Go through the records and give each one again exactly.

— START OF Provided material —

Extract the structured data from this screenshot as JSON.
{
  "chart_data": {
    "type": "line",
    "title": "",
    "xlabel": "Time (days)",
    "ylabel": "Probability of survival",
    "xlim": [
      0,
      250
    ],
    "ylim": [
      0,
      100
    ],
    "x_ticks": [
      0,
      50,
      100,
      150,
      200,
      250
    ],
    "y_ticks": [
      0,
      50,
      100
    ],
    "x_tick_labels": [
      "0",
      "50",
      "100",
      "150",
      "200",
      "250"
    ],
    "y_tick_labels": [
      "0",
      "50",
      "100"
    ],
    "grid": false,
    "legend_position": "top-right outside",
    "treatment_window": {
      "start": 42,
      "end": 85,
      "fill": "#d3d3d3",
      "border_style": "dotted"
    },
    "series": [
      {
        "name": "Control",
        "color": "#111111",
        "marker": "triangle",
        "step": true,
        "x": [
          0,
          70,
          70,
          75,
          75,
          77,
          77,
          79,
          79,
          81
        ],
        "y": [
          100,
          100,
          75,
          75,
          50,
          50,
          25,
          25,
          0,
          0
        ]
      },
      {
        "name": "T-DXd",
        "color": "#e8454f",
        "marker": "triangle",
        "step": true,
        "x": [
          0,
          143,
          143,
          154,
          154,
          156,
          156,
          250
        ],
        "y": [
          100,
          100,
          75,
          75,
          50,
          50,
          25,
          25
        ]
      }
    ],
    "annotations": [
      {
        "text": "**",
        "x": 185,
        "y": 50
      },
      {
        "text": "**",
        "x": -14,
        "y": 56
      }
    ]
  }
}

— END OF Provided material —

* Result of this task
Extract the structured data from this screenshot as JSON.
{
  "chart_data": {
    "type": "line",
    "title": "",
    "xlabel": "Time (days)",
    "ylabel": "Probability of survival",
    "xlim": [
      0,
      250
    ],
    "ylim": [
      0,
      100
    ],
    "x_ticks": [
      0,
      50,
      100,
      150,
      200,
      250
    ],
    "y_ticks": [
      0,
      50,
      100
    ],
    "x_tick_labels": [
      "0",
      "50",
      "100",
      "150",
      "200",
      "250"
    ],
    "y_tick_labels": [
      "0",
      "50",
      "100"
    ],
    "grid": false,
    "legend_position": "top-right outside",
    "treatment_window": {
      "start": 42,
      "end": 85,
      "fill": "#d3d3d3",
      "border_style": "dotted"
    },
    "series": [
      {
        "name": "Control",
        "color": "#111111",
        "marker": "triangle",
        "step": true,
        "x": [
          0,
          70,
          70,
          75,
          75,
          77,
          77,
          79,
          79,
          81
        ],
        "y": [
          100,
          100,
          75,
          75,
          50,
          50,
          25,
          25,
          0,
          0
        ]
      },
      {
        "name": "T-DXd",
        "color": "#e8454f",
        "marker": "triangle",
        "step": true,
        "x": [
          0,
          143,
          143,
          154,
          154,
          156,
          156,
          250
        ],
        "y": [
          100,
          100,
          75,
          75,
          50,
          50,
          25,
          25
        ]
      }
    ],
    "annotations": [
      {
        "text": "**",
        "x": 185,
        "y": 50
      },
      {
        "text": "**",
        "x": -14,
        "y": 56
      }
    ]
  }
}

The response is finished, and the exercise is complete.